-- START GIVEN INFORMATION --

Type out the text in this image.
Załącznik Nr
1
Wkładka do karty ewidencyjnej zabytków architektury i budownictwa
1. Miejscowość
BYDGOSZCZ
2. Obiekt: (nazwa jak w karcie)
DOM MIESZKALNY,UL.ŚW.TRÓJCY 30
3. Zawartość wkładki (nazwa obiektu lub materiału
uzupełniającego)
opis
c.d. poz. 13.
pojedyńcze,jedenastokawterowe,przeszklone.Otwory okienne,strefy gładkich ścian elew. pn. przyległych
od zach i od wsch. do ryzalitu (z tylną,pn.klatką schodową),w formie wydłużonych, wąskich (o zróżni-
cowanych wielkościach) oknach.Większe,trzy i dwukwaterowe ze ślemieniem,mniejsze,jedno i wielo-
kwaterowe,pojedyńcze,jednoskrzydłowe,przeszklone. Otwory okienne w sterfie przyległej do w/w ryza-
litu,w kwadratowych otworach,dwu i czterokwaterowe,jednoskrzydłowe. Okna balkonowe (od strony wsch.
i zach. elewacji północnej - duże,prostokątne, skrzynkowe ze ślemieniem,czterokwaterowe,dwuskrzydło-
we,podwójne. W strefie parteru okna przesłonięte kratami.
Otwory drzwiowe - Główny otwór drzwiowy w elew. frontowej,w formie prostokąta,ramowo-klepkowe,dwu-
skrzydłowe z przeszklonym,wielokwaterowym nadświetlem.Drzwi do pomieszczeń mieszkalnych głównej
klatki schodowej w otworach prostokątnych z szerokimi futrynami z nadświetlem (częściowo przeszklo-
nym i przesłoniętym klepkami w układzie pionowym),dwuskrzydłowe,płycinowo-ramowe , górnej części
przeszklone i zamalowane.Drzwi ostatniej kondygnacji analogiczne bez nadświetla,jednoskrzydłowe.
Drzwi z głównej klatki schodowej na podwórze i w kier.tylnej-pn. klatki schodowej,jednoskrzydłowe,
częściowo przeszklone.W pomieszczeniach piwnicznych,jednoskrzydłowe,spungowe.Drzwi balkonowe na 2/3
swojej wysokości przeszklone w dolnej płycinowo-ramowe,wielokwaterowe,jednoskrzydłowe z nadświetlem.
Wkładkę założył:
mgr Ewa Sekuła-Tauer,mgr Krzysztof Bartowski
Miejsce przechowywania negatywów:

-- END GIVEN INFORMATION --
-- START GIVEN INFORMATION --

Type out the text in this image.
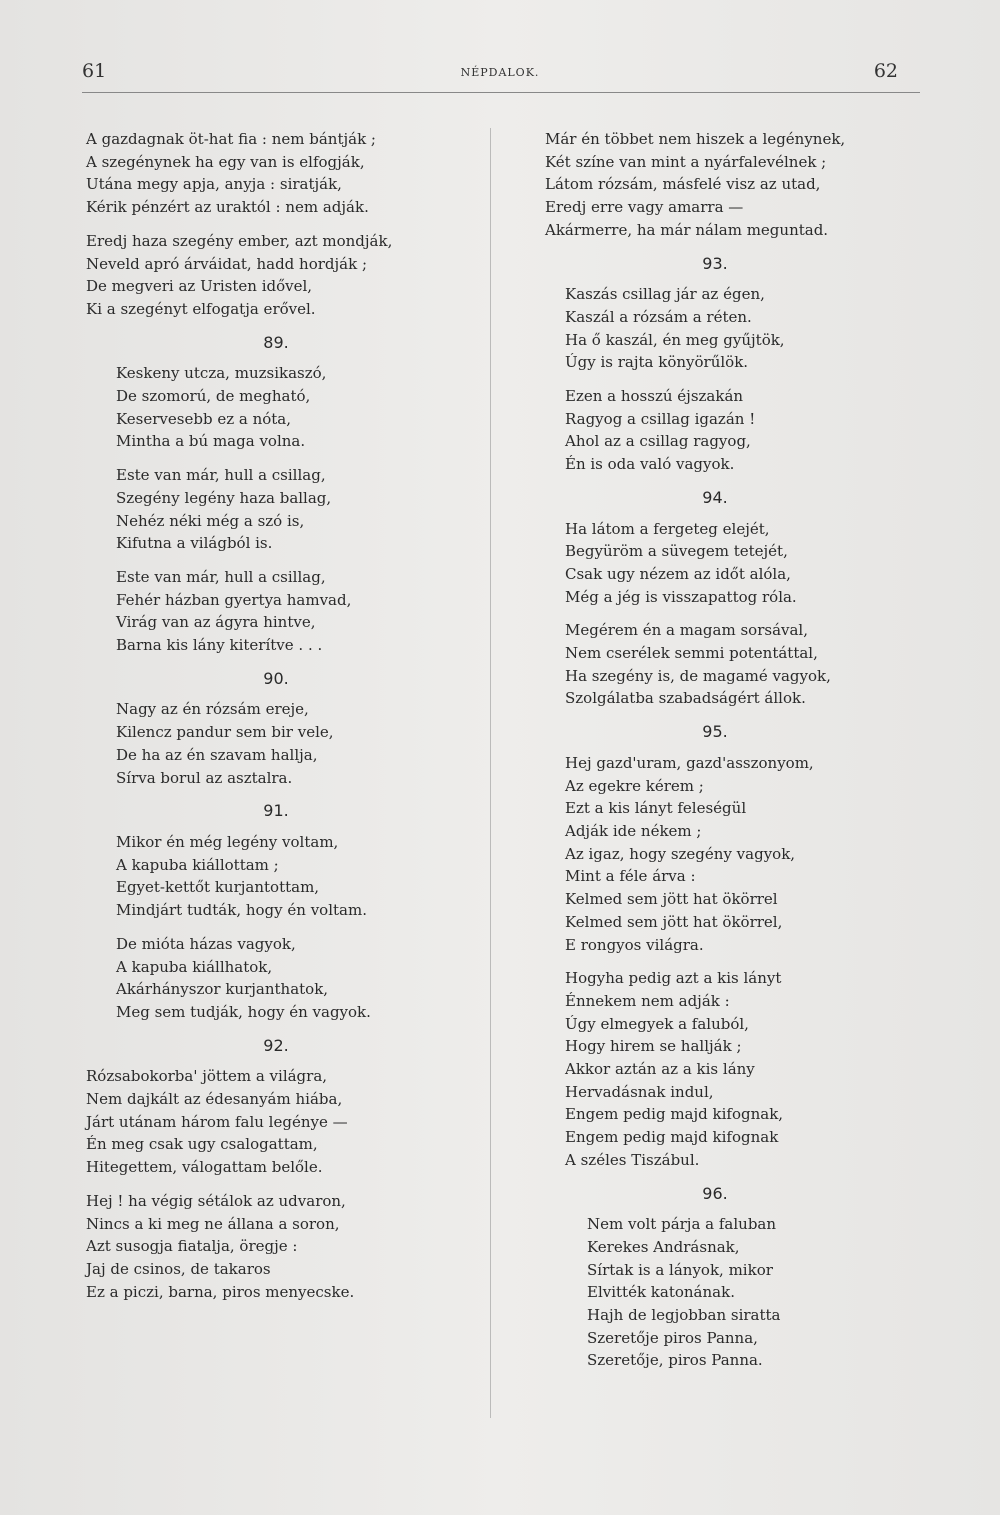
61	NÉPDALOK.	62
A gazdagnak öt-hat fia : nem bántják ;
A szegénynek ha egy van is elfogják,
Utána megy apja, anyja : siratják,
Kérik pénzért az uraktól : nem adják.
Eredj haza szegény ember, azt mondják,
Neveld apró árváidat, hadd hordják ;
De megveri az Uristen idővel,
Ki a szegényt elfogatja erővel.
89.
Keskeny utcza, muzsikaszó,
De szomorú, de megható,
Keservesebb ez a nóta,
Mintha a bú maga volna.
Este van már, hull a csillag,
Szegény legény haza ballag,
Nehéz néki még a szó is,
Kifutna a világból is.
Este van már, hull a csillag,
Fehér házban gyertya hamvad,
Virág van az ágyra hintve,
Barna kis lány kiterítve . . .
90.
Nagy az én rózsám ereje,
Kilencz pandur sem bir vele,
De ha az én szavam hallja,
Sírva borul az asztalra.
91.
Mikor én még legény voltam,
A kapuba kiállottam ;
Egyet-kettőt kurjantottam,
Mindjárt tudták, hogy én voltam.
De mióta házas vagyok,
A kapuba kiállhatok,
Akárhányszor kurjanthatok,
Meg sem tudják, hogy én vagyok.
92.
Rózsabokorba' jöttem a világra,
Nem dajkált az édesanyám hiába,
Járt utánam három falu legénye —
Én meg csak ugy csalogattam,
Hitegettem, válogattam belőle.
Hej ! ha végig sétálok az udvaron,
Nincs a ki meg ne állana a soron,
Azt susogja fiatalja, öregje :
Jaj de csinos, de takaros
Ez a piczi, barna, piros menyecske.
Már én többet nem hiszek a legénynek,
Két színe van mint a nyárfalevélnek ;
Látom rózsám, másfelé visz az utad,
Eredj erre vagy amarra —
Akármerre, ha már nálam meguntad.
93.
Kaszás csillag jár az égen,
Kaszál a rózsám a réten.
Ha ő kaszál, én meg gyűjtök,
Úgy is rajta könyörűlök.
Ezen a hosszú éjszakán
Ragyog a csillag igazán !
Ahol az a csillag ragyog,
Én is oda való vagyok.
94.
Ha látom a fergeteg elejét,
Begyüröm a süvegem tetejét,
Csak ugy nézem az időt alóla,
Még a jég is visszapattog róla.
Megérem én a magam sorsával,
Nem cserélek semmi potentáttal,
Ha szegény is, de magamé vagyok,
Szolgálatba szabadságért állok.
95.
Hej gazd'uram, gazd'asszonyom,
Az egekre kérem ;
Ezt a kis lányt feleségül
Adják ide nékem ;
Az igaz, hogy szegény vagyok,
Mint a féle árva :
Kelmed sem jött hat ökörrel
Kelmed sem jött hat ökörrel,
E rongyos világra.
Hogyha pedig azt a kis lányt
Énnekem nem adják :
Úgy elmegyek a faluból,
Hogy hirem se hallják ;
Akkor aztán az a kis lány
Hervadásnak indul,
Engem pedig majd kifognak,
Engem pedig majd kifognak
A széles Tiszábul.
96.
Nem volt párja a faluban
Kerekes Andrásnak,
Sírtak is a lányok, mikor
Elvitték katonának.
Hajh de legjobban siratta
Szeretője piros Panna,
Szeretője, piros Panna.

-- END GIVEN INFORMATION --
-- START GIVEN INFORMATION --

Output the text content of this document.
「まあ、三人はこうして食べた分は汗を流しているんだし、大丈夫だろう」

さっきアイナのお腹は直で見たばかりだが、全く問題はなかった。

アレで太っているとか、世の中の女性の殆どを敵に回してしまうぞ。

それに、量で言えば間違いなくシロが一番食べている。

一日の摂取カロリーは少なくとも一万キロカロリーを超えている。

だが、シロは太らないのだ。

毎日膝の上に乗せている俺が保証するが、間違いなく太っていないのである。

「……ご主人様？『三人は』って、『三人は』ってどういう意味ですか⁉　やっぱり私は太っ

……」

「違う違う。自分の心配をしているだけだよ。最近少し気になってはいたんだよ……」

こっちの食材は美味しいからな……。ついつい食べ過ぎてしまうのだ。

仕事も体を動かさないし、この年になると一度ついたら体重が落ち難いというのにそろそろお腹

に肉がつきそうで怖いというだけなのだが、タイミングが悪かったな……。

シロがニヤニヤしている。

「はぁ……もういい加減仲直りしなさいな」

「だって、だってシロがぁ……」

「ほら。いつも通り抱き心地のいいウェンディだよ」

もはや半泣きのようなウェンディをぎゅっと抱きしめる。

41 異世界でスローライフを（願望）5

-- END GIVEN INFORMATION --

PROBLEM:
Show the lines of the records that include the string "pedig".

FULL RESPONSE:
Hogyha pedig azt a kis lányt
Engem pedig majd kifognak,
Engem pedig majd kifognak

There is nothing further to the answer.